#### [Problem details]
Write out all of the entries exactly as given.

#### [Provided data]
_ _ _ _
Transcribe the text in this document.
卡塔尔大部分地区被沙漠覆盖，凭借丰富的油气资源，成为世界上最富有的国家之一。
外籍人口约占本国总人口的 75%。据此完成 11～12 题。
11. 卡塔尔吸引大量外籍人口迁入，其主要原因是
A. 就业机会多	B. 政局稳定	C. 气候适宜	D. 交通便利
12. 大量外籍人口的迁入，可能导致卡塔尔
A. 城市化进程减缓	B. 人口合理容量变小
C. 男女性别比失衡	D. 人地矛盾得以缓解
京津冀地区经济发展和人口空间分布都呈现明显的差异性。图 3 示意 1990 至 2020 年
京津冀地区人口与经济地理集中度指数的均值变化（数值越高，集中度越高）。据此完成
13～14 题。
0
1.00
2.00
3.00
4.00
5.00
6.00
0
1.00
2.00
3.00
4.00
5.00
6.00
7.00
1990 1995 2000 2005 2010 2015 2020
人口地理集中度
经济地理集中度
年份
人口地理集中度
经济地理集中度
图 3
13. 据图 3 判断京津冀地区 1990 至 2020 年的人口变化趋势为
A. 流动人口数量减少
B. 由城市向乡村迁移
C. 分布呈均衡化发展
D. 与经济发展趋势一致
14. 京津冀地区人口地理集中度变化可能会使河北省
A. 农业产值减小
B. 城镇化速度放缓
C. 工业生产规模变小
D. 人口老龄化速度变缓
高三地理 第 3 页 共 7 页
_ _ _ _
#### [Answer for the task]
Transcribe the text in this document.
卡塔尔大部分地区被沙漠覆盖，凭借丰富的油气资源，成为世界上最富有的国家之一。
外籍人口约占本国总人口的 75%。据此完成 11～12 题。
11. 卡塔尔吸引大量外籍人口迁入，其主要原因是
A. 就业机会多	B. 政局稳定	C. 气候适宜	D. 交通便利
12. 大量外籍人口的迁入，可能导致卡塔尔
A. 城市化进程减缓	B. 人口合理容量变小
C. 男女性别比失衡	D. 人地矛盾得以缓解
京津冀地区经济发展和人口空间分布都呈现明显的差异性。图 3 示意 1990 至 2020 年
京津冀地区人口与经济地理集中度指数的均值变化（数值越高，集中度越高）。据此完成
13～14 题。
0
1.00
2.00
3.00
4.00
5.00
6.00
0
1.00
2.00
3.00
4.00
5.00
6.00
7.00
1990 1995 2000 2005 2010 2015 2020
人口地理集中度
经济地理集中度
年份
人口地理集中度
经济地理集中度
图 3
13. 据图 3 判断京津冀地区 1990 至 2020 年的人口变化趋势为
A. 流动人口数量减少
B. 由城市向乡村迁移
C. 分布呈均衡化发展
D. 与经济发展趋势一致
14. 京津冀地区人口地理集中度变化可能会使河北省
A. 农业产值减小
B. 城镇化速度放缓
C. 工业生产规模变小
D. 人口老龄化速度变缓
高三地理 第 3 页 共 7 页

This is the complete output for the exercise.